— Work instructions —
In the records below, pick out all lines containing the word "during".

— Materials provided —
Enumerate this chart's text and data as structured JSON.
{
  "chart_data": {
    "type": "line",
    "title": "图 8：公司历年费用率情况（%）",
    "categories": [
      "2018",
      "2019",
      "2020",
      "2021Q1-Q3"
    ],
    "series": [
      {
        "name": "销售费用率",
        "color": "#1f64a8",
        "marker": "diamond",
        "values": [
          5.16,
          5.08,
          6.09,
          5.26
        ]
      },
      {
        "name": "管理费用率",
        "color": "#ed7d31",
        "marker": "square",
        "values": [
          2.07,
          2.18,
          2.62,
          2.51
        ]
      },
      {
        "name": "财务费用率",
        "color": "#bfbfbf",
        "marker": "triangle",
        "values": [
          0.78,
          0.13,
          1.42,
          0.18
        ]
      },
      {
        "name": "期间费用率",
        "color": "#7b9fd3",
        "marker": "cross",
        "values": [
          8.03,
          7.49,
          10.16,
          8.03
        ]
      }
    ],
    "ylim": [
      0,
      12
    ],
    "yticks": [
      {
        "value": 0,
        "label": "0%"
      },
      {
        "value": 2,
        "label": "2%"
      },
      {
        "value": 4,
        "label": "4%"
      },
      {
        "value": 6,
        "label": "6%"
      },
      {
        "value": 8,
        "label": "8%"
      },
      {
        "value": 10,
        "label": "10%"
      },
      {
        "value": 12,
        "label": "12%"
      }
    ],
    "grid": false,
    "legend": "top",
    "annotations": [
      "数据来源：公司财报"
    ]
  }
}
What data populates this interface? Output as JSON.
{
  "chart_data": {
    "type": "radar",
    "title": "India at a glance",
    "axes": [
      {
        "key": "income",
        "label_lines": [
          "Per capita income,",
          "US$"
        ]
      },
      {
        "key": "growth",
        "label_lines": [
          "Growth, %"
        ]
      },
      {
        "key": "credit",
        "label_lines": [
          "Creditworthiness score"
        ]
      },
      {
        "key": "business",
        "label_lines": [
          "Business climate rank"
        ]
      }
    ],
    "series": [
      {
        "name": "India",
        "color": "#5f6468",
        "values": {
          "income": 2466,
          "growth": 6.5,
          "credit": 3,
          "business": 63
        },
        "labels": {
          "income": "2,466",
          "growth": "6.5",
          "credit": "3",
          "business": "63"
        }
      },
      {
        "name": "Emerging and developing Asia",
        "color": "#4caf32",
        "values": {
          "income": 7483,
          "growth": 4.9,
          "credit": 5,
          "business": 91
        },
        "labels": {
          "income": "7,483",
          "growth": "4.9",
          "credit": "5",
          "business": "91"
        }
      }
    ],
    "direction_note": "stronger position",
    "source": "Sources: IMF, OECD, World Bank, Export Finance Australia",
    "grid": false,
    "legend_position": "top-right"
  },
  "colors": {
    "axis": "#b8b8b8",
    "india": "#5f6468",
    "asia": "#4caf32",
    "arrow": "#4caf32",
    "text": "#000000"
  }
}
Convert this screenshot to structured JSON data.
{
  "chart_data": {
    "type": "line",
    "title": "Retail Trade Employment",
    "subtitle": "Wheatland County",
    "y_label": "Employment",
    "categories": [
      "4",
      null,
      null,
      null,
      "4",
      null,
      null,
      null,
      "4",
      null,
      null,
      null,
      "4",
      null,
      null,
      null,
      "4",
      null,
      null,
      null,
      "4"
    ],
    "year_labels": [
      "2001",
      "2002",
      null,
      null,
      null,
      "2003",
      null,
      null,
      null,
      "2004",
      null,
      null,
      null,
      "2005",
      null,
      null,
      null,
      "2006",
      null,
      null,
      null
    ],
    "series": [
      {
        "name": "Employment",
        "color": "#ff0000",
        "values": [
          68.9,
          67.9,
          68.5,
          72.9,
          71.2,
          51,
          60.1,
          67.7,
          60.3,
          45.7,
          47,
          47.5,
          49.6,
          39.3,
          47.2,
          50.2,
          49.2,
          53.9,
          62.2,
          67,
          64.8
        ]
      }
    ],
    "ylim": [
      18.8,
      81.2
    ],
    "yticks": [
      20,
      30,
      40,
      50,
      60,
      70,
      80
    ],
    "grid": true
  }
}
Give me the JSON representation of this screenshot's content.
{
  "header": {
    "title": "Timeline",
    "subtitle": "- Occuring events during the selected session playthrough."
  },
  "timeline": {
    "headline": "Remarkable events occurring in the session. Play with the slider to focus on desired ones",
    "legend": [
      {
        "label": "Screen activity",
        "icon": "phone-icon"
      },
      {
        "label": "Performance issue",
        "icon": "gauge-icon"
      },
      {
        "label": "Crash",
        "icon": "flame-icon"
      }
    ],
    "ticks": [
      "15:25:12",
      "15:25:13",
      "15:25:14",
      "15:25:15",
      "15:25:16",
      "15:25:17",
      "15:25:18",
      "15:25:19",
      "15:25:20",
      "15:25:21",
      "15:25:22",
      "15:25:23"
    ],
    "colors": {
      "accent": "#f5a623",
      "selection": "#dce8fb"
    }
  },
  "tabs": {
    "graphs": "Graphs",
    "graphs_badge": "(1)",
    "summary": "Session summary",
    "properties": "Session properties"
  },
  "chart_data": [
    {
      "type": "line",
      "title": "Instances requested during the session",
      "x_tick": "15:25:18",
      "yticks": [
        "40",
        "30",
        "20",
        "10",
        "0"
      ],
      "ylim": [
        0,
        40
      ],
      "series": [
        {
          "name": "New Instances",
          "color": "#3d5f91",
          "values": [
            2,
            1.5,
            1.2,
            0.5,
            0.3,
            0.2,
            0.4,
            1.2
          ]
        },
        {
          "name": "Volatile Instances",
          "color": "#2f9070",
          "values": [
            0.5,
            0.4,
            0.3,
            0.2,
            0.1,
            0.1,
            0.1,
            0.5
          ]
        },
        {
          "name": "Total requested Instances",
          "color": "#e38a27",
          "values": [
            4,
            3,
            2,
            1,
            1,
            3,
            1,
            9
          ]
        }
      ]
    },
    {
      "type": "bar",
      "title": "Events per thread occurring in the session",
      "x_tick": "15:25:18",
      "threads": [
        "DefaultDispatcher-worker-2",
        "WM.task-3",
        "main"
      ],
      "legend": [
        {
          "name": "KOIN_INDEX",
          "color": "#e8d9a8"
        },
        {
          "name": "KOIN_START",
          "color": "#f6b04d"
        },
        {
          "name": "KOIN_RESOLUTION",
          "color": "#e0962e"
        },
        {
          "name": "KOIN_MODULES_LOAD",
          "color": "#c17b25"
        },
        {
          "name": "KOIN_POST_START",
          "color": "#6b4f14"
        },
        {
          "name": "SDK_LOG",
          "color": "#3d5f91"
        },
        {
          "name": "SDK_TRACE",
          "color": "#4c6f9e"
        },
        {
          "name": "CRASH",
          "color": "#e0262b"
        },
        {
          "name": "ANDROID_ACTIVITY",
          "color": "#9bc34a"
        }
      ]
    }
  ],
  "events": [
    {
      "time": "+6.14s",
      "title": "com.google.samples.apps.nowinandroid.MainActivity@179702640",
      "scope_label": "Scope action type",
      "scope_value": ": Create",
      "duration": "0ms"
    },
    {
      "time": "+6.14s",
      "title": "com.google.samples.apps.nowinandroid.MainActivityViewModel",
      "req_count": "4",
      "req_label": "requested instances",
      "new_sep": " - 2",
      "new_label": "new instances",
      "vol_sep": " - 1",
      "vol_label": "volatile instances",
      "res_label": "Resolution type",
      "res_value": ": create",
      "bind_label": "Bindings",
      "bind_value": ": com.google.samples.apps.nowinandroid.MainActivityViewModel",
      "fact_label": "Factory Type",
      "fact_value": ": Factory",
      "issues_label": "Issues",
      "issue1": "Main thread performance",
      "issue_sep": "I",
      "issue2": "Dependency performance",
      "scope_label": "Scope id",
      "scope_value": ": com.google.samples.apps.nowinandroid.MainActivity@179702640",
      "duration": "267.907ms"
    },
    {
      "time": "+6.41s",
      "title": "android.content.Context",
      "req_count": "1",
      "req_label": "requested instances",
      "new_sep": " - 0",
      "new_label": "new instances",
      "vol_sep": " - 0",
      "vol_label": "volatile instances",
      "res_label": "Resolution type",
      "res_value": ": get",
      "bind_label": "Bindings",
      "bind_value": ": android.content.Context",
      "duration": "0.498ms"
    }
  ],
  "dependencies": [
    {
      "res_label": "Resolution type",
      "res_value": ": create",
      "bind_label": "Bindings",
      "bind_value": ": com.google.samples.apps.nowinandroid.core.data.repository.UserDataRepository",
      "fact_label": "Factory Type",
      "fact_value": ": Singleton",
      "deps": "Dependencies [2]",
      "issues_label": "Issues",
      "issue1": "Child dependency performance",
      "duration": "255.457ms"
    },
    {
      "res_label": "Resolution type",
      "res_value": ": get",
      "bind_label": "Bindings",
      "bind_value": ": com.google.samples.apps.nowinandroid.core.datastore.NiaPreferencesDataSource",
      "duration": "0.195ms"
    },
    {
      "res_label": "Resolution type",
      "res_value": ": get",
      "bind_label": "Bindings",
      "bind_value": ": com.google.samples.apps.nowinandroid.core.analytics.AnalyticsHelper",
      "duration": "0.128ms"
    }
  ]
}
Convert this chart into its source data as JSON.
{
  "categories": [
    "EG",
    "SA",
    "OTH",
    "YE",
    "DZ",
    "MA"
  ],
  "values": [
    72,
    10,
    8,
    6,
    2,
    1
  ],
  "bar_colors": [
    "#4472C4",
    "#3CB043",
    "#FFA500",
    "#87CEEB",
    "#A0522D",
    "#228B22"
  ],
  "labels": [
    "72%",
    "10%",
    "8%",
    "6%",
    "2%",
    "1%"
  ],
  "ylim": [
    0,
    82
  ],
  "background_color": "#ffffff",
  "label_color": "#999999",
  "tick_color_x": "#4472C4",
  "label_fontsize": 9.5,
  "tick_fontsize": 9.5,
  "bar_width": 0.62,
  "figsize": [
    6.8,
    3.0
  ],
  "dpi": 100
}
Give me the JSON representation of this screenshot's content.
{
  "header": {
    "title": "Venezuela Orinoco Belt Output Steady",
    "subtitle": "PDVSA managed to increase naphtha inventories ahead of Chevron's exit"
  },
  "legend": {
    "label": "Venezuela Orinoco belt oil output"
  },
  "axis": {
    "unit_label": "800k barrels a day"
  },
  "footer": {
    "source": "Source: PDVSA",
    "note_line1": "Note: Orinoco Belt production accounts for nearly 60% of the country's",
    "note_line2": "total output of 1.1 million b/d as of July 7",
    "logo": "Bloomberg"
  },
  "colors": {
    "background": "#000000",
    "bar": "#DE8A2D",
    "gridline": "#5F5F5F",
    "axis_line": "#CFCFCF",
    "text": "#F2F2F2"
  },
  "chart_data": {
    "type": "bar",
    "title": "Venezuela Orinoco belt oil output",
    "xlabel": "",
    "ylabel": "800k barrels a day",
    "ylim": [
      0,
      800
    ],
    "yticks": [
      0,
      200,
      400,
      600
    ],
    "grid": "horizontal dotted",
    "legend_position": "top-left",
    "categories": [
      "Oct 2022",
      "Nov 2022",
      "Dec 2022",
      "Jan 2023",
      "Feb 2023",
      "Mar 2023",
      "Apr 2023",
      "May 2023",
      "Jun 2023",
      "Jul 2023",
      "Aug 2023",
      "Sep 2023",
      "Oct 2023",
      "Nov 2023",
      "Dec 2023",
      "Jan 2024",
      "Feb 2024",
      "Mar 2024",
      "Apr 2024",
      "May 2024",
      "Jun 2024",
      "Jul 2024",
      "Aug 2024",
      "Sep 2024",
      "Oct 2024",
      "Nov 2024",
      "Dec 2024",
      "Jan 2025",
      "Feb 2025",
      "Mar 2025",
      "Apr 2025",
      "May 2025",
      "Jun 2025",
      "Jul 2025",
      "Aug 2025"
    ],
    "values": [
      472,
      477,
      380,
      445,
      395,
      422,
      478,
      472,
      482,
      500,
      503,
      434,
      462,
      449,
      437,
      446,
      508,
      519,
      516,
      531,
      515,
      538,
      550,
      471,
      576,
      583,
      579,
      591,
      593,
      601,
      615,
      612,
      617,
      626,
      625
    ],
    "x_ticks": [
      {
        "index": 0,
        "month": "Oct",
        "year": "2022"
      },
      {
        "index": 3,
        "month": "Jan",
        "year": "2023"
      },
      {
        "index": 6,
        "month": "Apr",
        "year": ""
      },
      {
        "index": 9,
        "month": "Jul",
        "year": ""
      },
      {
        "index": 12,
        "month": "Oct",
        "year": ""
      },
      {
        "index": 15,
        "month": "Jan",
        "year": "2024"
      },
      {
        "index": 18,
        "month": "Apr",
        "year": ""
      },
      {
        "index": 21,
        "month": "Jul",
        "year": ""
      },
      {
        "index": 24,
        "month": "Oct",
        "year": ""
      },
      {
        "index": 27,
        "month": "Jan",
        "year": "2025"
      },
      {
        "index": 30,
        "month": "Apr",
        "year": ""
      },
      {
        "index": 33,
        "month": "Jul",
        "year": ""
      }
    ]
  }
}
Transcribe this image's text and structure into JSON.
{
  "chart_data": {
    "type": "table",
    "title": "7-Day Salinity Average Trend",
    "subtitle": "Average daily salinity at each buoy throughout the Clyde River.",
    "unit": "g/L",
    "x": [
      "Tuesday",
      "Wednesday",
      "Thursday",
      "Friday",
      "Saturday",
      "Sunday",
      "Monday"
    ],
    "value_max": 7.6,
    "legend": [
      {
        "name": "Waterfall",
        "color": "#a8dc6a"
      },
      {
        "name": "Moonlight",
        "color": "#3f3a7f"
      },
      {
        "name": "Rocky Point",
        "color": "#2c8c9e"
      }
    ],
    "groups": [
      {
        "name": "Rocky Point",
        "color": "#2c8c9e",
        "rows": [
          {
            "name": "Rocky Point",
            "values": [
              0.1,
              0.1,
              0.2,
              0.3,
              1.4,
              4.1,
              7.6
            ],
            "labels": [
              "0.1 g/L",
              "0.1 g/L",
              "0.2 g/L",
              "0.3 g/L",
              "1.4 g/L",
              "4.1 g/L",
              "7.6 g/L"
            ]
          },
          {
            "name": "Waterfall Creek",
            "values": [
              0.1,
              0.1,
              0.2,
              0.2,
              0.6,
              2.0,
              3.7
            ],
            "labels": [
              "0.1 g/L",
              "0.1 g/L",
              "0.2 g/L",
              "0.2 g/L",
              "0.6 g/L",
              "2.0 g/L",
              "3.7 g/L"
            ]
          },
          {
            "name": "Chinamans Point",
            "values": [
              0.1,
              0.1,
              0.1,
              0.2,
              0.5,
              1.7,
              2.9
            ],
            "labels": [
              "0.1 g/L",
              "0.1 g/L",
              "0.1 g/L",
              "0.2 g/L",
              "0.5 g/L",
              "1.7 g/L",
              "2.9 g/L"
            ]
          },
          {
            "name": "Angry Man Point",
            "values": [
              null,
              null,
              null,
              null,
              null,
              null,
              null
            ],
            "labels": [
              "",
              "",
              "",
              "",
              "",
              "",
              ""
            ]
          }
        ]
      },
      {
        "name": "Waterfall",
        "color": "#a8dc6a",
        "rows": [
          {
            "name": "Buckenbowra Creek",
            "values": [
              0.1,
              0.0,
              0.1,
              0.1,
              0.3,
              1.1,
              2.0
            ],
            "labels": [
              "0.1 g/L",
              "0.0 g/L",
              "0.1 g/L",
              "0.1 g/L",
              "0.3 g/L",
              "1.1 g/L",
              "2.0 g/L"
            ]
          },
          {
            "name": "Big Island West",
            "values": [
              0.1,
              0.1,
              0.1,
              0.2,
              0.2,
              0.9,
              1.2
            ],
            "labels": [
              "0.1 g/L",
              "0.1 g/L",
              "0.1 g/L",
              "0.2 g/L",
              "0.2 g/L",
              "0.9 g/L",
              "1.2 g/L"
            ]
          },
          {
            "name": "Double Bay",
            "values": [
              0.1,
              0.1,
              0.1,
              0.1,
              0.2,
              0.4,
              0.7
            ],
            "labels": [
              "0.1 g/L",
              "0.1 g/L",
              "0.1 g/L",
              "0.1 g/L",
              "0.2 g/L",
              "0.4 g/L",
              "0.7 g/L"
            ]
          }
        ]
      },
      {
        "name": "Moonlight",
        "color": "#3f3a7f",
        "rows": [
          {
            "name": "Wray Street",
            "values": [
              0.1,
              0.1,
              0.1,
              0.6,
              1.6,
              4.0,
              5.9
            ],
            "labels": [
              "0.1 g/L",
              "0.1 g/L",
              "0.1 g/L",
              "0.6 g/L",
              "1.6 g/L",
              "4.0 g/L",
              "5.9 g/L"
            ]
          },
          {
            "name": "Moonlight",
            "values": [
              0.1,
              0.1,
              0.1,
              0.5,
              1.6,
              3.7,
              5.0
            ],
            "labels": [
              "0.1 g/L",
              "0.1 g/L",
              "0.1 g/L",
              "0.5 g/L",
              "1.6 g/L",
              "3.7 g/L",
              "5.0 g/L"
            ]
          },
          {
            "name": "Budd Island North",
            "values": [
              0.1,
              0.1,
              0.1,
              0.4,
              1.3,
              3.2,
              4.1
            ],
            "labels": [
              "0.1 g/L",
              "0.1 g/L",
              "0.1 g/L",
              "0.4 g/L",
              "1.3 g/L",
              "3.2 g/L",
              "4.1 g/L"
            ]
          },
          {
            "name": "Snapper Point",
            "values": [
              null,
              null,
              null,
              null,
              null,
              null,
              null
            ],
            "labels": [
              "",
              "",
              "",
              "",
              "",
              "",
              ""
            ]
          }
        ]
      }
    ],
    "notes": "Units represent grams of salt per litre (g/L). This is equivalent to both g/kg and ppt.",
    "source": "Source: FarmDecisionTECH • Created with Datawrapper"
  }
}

— Result of this exercise —
    "subtitle": "- Occuring events during the selected session playthrough."
      "title": "Instances requested during the session",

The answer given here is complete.